[begin RECORDS TO USE]

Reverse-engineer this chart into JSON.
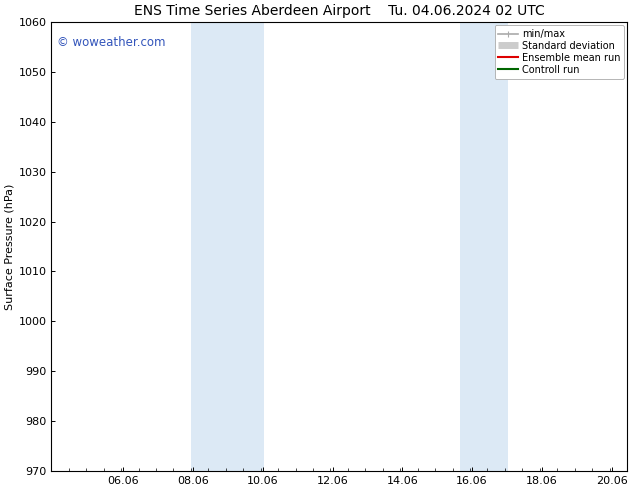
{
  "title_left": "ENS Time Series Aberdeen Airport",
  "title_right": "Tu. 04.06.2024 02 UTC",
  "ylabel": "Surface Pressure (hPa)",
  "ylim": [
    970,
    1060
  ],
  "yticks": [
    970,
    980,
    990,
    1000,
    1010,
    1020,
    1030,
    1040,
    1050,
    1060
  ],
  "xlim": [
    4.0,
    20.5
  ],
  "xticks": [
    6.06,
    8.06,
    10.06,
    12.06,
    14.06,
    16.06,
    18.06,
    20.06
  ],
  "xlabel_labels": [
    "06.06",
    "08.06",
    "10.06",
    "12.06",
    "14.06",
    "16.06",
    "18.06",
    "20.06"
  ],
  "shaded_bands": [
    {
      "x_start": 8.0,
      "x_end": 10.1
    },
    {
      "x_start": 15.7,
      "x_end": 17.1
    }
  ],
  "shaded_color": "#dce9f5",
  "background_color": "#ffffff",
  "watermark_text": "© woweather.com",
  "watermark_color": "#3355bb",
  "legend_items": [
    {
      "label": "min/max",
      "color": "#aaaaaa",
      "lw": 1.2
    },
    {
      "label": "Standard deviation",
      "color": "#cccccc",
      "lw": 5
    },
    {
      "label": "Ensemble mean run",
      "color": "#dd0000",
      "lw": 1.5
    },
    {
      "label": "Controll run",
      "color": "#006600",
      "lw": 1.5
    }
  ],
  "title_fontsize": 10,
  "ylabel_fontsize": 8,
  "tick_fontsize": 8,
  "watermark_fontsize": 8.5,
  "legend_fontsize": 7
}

[end RECORDS TO USE]
[begin RECORDS TO USE]

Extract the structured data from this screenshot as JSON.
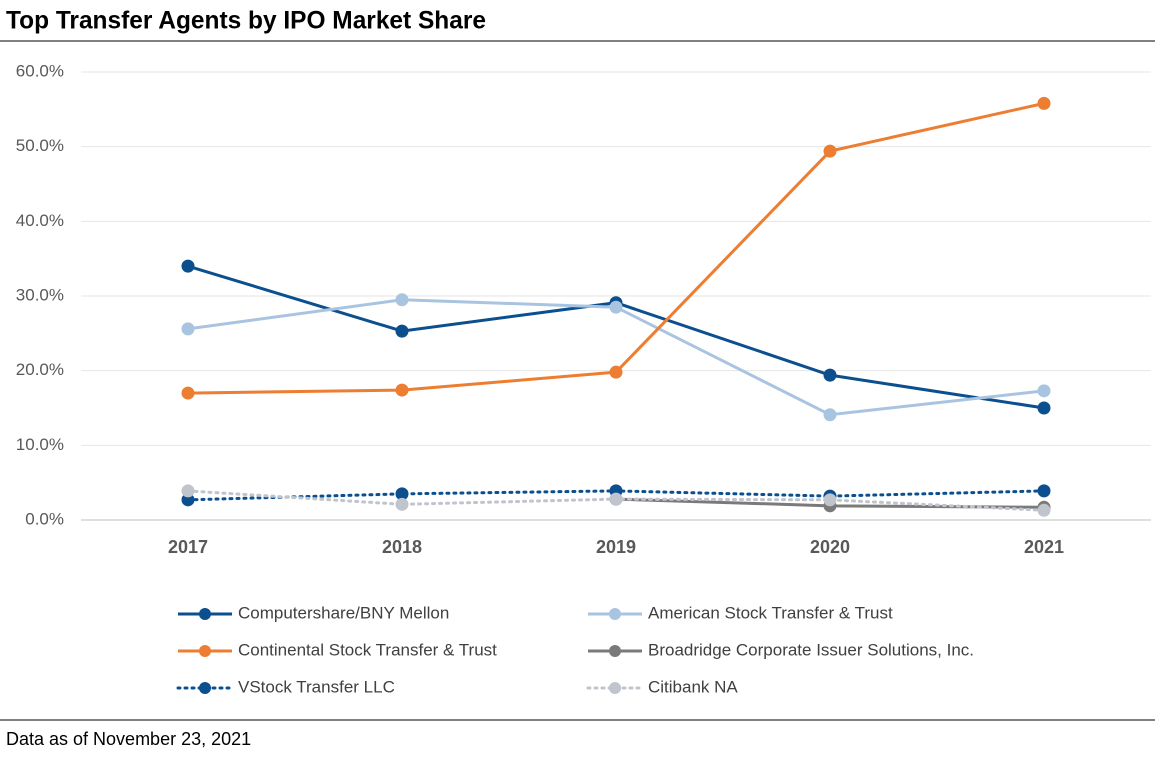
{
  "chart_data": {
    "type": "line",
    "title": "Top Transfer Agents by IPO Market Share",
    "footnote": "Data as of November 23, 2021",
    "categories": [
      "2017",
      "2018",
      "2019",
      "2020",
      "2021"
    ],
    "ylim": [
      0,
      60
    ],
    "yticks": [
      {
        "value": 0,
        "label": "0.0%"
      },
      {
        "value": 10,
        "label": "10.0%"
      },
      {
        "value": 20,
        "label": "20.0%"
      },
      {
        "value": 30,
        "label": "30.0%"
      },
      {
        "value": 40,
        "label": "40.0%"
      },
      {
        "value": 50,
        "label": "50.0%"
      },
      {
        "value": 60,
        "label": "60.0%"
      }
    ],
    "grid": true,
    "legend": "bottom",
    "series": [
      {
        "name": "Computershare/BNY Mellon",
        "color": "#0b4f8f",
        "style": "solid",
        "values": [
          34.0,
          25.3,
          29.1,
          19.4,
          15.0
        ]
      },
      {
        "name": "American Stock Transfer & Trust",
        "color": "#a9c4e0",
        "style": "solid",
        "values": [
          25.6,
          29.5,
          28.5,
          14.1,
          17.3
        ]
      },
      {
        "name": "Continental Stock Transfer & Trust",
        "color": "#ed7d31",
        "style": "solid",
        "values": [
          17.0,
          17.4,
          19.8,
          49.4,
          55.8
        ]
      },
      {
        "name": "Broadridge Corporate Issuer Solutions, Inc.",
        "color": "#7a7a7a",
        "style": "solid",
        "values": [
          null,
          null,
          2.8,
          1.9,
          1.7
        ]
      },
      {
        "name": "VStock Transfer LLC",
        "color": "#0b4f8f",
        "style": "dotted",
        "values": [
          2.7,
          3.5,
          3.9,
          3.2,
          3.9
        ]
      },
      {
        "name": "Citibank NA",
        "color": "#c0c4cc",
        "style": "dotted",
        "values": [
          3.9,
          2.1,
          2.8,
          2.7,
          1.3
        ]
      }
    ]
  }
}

[end RECORDS TO USE]

DIRECTION: Search the listing for the string "Transfer". Copy each line where it turns up.

RESULT FOR THIS TASK:
    "title": "Top Transfer Agents by IPO Market Share",
        "name": "American Stock Transfer & Trust",
        "name": "Continental Stock Transfer & Trust",
        "name": "VStock Transfer LLC",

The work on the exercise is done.